* WRITTEN TASK:
Answer with one number only: the number of lines that include the word "JSON".

----- DATA SHOWN

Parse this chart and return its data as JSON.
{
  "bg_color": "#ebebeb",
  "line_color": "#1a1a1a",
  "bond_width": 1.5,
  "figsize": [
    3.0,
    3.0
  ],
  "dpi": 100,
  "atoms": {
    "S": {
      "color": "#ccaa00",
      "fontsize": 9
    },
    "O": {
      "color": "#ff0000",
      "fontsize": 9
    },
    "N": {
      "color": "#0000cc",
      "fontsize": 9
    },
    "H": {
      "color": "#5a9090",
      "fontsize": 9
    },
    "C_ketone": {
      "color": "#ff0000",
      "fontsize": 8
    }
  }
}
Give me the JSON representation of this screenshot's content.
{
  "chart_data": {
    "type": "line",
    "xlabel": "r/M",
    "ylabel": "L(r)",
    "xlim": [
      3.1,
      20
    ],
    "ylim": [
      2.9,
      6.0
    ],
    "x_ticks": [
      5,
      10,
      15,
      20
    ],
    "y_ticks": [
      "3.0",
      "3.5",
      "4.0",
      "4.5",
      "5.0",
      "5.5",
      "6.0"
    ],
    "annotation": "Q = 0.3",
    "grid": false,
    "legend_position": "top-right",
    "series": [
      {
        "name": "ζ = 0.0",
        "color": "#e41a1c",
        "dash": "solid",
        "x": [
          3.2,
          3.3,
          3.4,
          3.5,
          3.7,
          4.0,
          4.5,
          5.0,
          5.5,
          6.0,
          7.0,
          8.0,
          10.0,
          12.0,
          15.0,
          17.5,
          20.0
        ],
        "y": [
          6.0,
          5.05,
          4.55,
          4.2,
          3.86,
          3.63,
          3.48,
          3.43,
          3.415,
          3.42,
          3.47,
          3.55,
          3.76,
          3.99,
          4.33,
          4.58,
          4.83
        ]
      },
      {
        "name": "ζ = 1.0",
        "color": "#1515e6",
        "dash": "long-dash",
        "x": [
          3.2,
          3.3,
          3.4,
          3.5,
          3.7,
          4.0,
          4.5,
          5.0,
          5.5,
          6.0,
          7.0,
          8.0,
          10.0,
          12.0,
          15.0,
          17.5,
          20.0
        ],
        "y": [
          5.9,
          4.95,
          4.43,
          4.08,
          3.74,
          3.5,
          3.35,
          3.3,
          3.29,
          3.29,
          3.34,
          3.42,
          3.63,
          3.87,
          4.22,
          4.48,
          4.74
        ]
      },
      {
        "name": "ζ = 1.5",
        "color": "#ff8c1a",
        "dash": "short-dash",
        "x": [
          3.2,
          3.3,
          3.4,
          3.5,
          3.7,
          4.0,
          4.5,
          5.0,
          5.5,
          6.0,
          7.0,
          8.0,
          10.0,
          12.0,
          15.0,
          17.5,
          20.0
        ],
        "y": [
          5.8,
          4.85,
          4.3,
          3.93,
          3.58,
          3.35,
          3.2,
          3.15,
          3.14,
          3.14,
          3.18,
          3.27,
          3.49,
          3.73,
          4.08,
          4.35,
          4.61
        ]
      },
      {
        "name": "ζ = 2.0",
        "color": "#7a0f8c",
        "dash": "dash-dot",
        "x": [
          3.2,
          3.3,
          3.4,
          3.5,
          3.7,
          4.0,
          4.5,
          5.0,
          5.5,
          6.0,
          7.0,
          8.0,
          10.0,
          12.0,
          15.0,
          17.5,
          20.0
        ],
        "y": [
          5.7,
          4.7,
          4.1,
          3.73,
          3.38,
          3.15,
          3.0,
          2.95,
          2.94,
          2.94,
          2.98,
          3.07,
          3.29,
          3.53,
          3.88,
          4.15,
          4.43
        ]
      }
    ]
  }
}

----------

* THE OUTPUT:
2